**Extracted information**

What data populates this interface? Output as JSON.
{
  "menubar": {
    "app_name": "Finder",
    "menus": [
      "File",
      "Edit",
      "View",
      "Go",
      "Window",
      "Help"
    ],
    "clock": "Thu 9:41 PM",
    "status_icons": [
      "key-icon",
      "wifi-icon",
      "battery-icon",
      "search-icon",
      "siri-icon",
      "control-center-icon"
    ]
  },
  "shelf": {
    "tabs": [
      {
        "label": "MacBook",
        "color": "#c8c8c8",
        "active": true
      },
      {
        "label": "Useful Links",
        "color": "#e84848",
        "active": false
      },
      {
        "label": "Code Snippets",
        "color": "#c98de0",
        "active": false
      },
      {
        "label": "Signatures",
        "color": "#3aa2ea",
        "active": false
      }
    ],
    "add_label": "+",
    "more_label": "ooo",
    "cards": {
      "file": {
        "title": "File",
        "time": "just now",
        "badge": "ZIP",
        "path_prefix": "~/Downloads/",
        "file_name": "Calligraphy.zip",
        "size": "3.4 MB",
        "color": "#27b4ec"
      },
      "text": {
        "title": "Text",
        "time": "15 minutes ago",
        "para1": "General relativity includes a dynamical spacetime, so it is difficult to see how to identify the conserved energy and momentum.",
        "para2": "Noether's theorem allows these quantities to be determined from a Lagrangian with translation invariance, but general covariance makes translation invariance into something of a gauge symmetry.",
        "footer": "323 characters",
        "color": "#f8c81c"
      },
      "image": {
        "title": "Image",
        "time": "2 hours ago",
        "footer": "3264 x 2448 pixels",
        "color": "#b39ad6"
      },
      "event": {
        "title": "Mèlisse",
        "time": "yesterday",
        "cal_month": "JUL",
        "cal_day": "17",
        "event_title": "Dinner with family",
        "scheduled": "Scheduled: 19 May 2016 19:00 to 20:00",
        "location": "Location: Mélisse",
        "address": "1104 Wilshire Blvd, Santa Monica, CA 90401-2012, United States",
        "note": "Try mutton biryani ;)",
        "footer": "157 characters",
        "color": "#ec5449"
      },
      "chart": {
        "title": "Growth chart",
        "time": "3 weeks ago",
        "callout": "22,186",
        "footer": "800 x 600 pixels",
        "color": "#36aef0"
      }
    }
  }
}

**Written instruction**
Give back the data above exactly as it appears.

**Response to this exercise**
What data populates this interface? Output as JSON.
{
  "menubar": {
    "app_name": "Finder",
    "menus": [
      "File",
      "Edit",
      "View",
      "Go",
      "Window",
      "Help"
    ],
    "clock": "Thu 9:41 PM",
    "status_icons": [
      "key-icon",
      "wifi-icon",
      "battery-icon",
      "search-icon",
      "siri-icon",
      "control-center-icon"
    ]
  },
  "shelf": {
    "tabs": [
      {
        "label": "MacBook",
        "color": "#c8c8c8",
        "active": true
      },
      {
        "label": "Useful Links",
        "color": "#e84848",
        "active": false
      },
      {
        "label": "Code Snippets",
        "color": "#c98de0",
        "active": false
      },
      {
        "label": "Signatures",
        "color": "#3aa2ea",
        "active": false
      }
    ],
    "add_label": "+",
    "more_label": "ooo",
    "cards": {
      "file": {
        "title": "File",
        "time": "just now",
        "badge": "ZIP",
        "path_prefix": "~/Downloads/",
        "file_name": "Calligraphy.zip",
        "size": "3.4 MB",
        "color": "#27b4ec"
      },
      "text": {
        "title": "Text",
        "time": "15 minutes ago",
        "para1": "General relativity includes a dynamical spacetime, so it is difficult to see how to identify the conserved energy and momentum.",
        "para2": "Noether's theorem allows these quantities to be determined from a Lagrangian with translation invariance, but general covariance makes translation invariance into something of a gauge symmetry.",
        "footer": "323 characters",
        "color": "#f8c81c"
      },
      "image": {
        "title": "Image",
        "time": "2 hours ago",
        "footer": "3264 x 2448 pixels",
        "color": "#b39ad6"
      },
      "event": {
        "title": "Mèlisse",
        "time": "yesterday",
        "cal_month": "JUL",
        "cal_day": "17",
        "event_title": "Dinner with family",
        "scheduled": "Scheduled: 19 May 2016 19:00 to 20:00",
        "location": "Location: Mélisse",
        "address": "1104 Wilshire Blvd, Santa Monica, CA 90401-2012, United States",
        "note": "Try mutton biryani ;)",
        "footer": "157 characters",
        "color": "#ec5449"
      },
      "chart": {
        "title": "Growth chart",
        "time": "3 weeks ago",
        "callout": "22,186",
        "footer": "800 x 600 pixels",
        "color": "#36aef0"
      }
    }
  }
}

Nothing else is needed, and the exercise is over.